> **Requirement**
Exact reproduction is required for all entries.

> **Information given**
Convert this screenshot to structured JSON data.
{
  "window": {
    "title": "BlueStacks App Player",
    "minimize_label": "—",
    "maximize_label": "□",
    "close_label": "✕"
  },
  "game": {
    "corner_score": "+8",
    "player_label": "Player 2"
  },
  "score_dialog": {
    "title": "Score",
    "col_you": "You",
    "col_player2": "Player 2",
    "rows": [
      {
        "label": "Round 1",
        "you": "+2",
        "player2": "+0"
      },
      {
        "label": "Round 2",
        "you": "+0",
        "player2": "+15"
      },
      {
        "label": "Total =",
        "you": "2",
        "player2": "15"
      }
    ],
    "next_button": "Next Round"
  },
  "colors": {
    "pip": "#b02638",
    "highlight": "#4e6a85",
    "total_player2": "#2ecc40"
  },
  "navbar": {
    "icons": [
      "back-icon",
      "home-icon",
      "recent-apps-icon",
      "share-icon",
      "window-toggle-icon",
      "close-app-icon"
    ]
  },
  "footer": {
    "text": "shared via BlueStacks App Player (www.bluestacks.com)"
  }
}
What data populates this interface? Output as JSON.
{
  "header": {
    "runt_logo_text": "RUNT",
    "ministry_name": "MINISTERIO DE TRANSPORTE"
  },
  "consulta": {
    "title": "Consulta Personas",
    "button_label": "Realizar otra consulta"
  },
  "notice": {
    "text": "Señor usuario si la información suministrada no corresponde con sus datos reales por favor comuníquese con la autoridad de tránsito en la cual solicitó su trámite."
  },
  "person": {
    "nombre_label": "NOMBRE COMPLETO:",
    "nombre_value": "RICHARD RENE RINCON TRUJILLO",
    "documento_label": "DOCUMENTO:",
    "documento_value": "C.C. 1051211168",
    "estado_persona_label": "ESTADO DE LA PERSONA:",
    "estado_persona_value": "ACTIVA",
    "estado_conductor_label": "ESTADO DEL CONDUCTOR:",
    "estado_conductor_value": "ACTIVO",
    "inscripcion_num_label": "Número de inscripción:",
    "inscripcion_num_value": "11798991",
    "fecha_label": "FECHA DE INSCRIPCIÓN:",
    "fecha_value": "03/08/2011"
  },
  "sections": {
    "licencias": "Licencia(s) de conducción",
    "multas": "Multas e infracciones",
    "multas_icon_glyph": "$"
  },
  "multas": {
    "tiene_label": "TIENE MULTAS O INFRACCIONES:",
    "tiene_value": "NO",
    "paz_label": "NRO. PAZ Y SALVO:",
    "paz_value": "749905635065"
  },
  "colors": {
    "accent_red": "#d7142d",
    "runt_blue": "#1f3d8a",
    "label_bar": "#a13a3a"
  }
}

> **Correct output**
Convert this screenshot to structured JSON data.
{
  "window": {
    "title": "BlueStacks App Player",
    "minimize_label": "—",
    "maximize_label": "□",
    "close_label": "✕"
  },
  "game": {
    "corner_score": "+8",
    "player_label": "Player 2"
  },
  "score_dialog": {
    "title": "Score",
    "col_you": "You",
    "col_player2": "Player 2",
    "rows": [
      {
        "label": "Round 1",
        "you": "+2",
        "player2": "+0"
      },
      {
        "label": "Round 2",
        "you": "+0",
        "player2": "+15"
      },
      {
        "label": "Total =",
        "you": "2",
        "player2": "15"
      }
    ],
    "next_button": "Next Round"
  },
  "colors": {
    "pip": "#b02638",
    "highlight": "#4e6a85",
    "total_player2": "#2ecc40"
  },
  "navbar": {
    "icons": [
      "back-icon",
      "home-icon",
      "recent-apps-icon",
      "share-icon",
      "window-toggle-icon",
      "close-app-icon"
    ]
  },
  "footer": {
    "text": "shared via BlueStacks App Player (www.bluestacks.com)"
  }
}
What data populates this interface? Output as JSON.
{
  "header": {
    "runt_logo_text": "RUNT",
    "ministry_name": "MINISTERIO DE TRANSPORTE"
  },
  "consulta": {
    "title": "Consulta Personas",
    "button_label": "Realizar otra consulta"
  },
  "notice": {
    "text": "Señor usuario si la información suministrada no corresponde con sus datos reales por favor comuníquese con la autoridad de tránsito en la cual solicitó su trámite."
  },
  "person": {
    "nombre_label": "NOMBRE COMPLETO:",
    "nombre_value": "RICHARD RENE RINCON TRUJILLO",
    "documento_label": "DOCUMENTO:",
    "documento_value": "C.C. 1051211168",
    "estado_persona_label": "ESTADO DE LA PERSONA:",
    "estado_persona_value": "ACTIVA",
    "estado_conductor_label": "ESTADO DEL CONDUCTOR:",
    "estado_conductor_value": "ACTIVO",
    "inscripcion_num_label": "Número de inscripción:",
    "inscripcion_num_value": "11798991",
    "fecha_label": "FECHA DE INSCRIPCIÓN:",
    "fecha_value": "03/08/2011"
  },
  "sections": {
    "licencias": "Licencia(s) de conducción",
    "multas": "Multas e infracciones",
    "multas_icon_glyph": "$"
  },
  "multas": {
    "tiene_label": "TIENE MULTAS O INFRACCIONES:",
    "tiene_value": "NO",
    "paz_label": "NRO. PAZ Y SALVO:",
    "paz_value": "749905635065"
  },
  "colors": {
    "accent_red": "#d7142d",
    "runt_blue": "#1f3d8a",
    "label_bar": "#a13a3a"
  }
}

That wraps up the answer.